» GIVEN PASSAGE
####################

The blow went to Voltaire's heart. Had his wisdom and fortitude been in proportion to the fertility of his intellect, and to the brilliancy of his wit, he would have seen that it was out of the power of all the puffers and detractors in Europe to put Catiline above Zaire; but he had none of the magnanimous patience with which Milton and Bentley left their claims to the unerring judgment of time. He eagerly engaged in an undignified competition with Crebillon, and produced a series of plays on the same subjects which his rival had treated. These pieces were coolly received. Angry with the court, angry with the capital, Voltaire began to find pleasure in the prospect of exile. His attachment for Madame du Chatelet long prevented him from executing his purpose. Her death set him at liberty; and he determined to take refuge at Berlin.

####################

» WHAT IS NEEDED
In the passage on Voltaire, what long kept him from carrying out his plan of exile? The data after this point is not needed.

» INFORMATION SHOWN
####################

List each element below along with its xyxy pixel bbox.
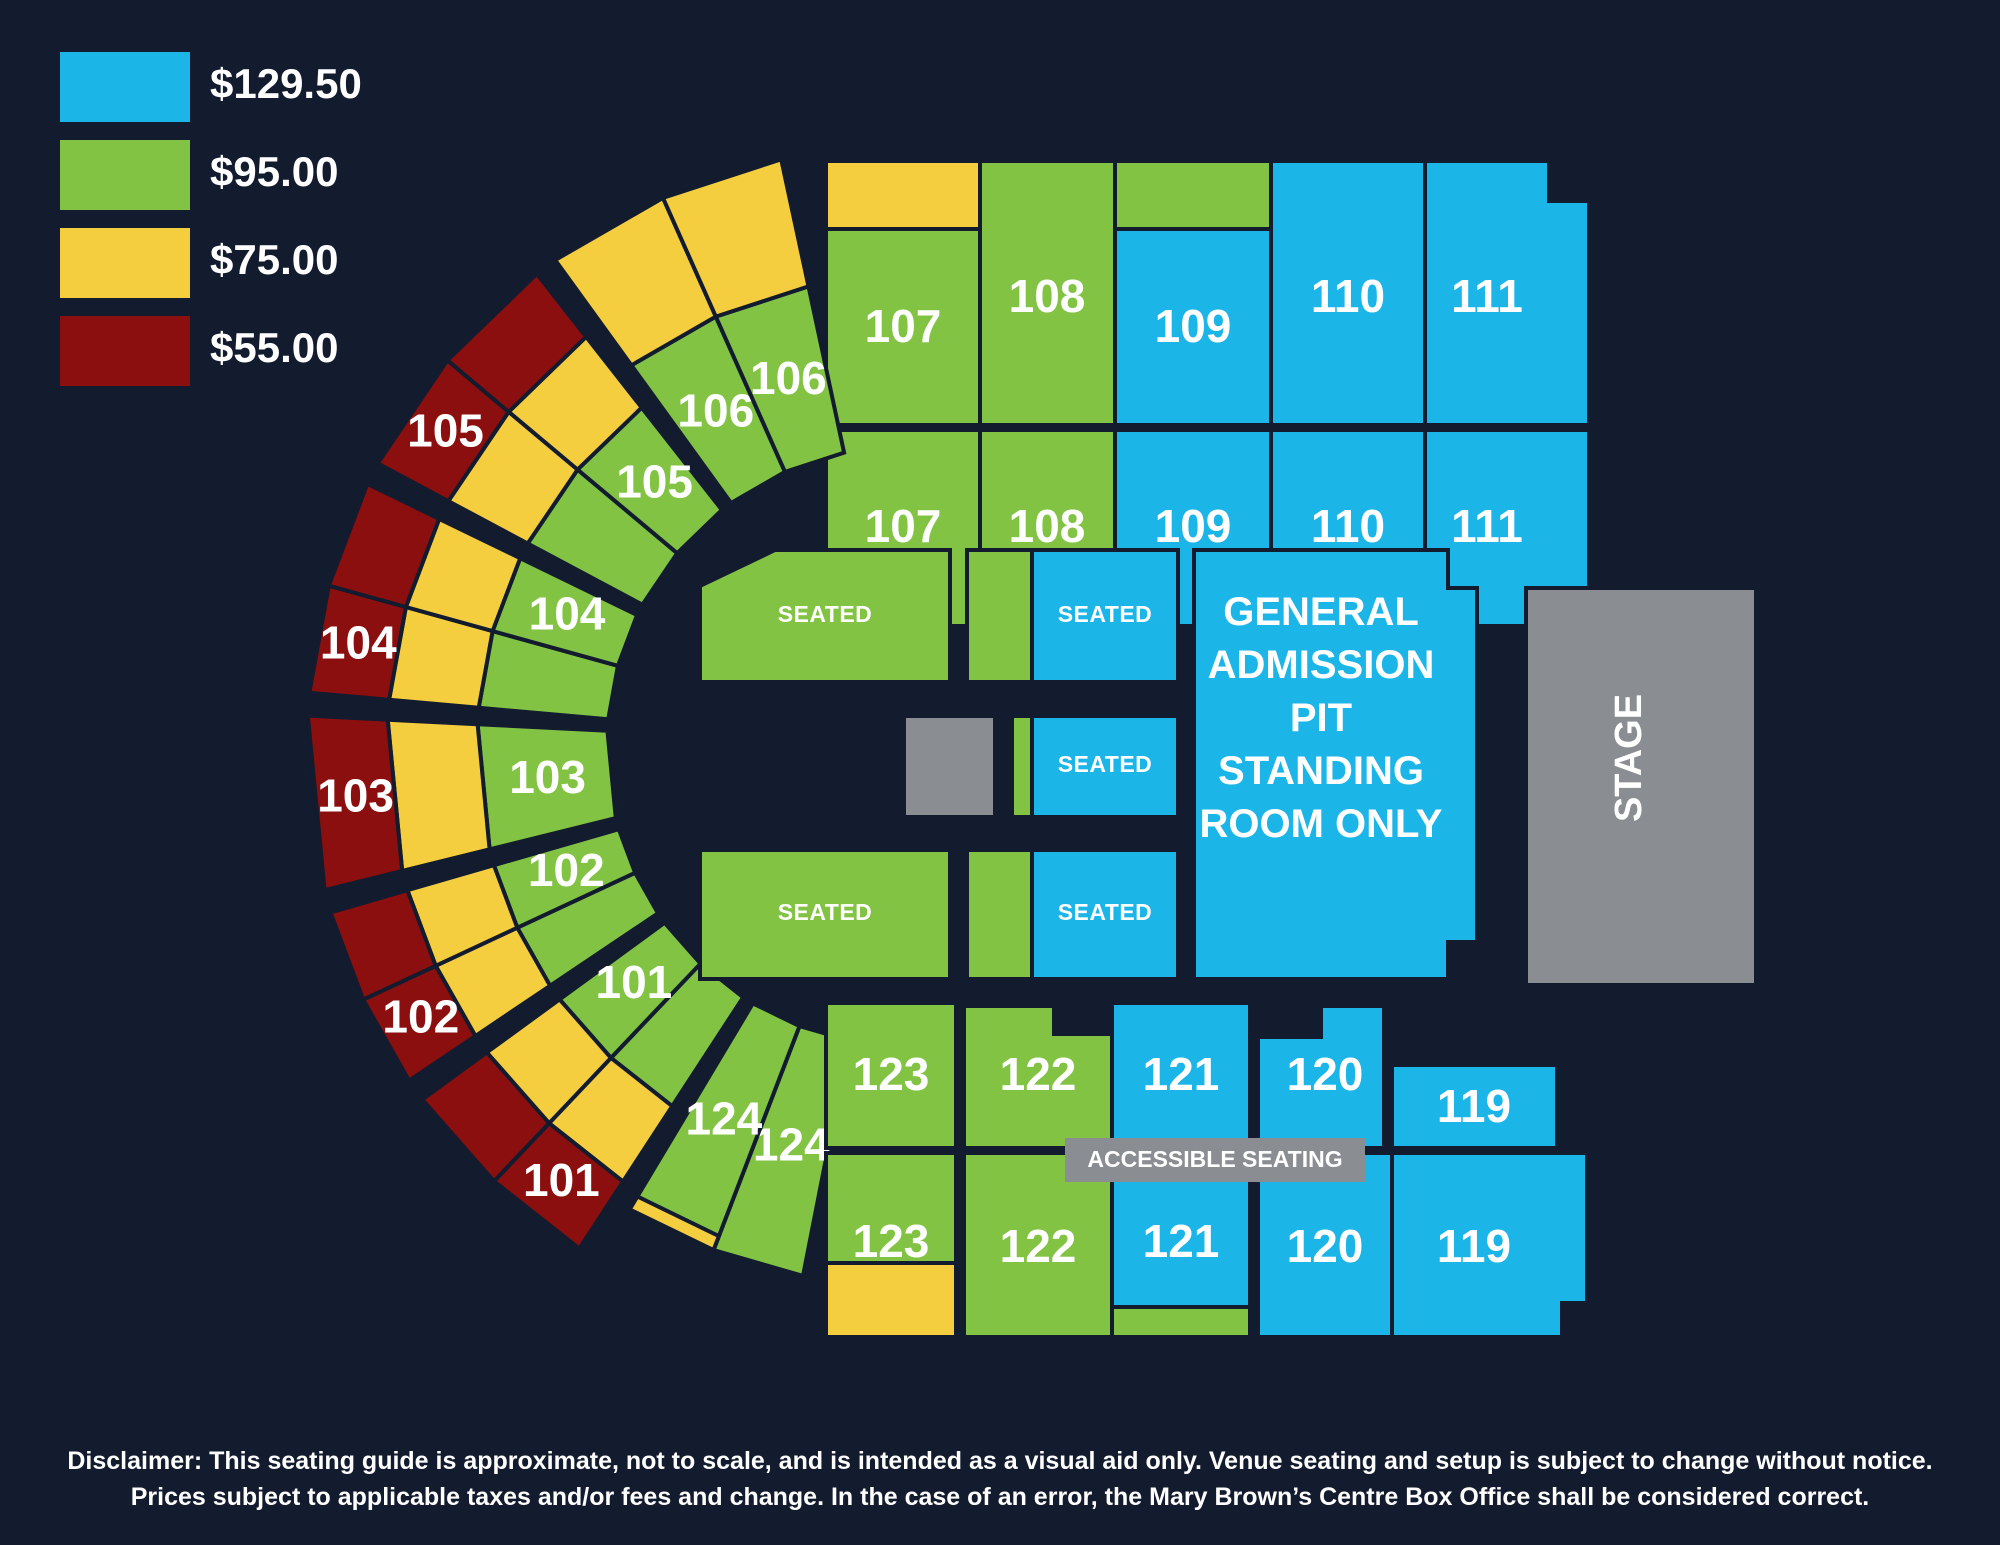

####################

» TASK RESPONSE
His attachment to Madame du Chatelet long kept him from carrying it out.